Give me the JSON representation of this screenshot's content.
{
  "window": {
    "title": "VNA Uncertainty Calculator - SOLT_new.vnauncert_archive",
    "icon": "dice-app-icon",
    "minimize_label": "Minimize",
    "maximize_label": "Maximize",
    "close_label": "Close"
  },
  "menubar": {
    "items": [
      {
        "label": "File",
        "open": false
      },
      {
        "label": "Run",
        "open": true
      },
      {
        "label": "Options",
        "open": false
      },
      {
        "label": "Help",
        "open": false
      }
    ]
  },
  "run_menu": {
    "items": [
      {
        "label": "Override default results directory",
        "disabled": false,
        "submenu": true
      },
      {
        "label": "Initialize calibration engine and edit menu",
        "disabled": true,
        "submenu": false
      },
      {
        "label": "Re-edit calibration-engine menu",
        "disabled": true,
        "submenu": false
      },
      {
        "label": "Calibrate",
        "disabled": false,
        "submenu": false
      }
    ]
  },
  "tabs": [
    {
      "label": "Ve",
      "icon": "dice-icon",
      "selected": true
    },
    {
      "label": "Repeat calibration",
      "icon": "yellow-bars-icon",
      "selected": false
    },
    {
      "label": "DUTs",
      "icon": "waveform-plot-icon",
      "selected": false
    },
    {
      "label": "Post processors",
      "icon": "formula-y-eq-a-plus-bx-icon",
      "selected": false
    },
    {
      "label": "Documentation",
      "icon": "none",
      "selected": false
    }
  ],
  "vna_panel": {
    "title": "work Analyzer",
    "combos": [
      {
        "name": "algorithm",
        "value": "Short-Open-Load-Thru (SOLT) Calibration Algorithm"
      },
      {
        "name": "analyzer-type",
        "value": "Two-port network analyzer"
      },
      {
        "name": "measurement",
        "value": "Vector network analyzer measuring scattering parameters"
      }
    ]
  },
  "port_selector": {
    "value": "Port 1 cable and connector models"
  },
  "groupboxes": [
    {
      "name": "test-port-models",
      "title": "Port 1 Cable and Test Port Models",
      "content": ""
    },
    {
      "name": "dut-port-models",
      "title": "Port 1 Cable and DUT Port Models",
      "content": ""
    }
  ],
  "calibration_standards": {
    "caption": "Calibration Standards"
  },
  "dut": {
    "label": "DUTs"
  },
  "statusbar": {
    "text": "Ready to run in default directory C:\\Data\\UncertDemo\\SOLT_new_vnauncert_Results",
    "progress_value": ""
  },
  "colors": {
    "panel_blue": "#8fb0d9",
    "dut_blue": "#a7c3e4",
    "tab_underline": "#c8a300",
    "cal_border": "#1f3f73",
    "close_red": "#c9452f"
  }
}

----------

• [Brief] Take every line above carrying "name" and return it.

• [Task answer]
        "name": "algorithm",
        "name": "analyzer-type",
        "name": "measurement",
      "name": "test-port-models",
      "name": "dut-port-models",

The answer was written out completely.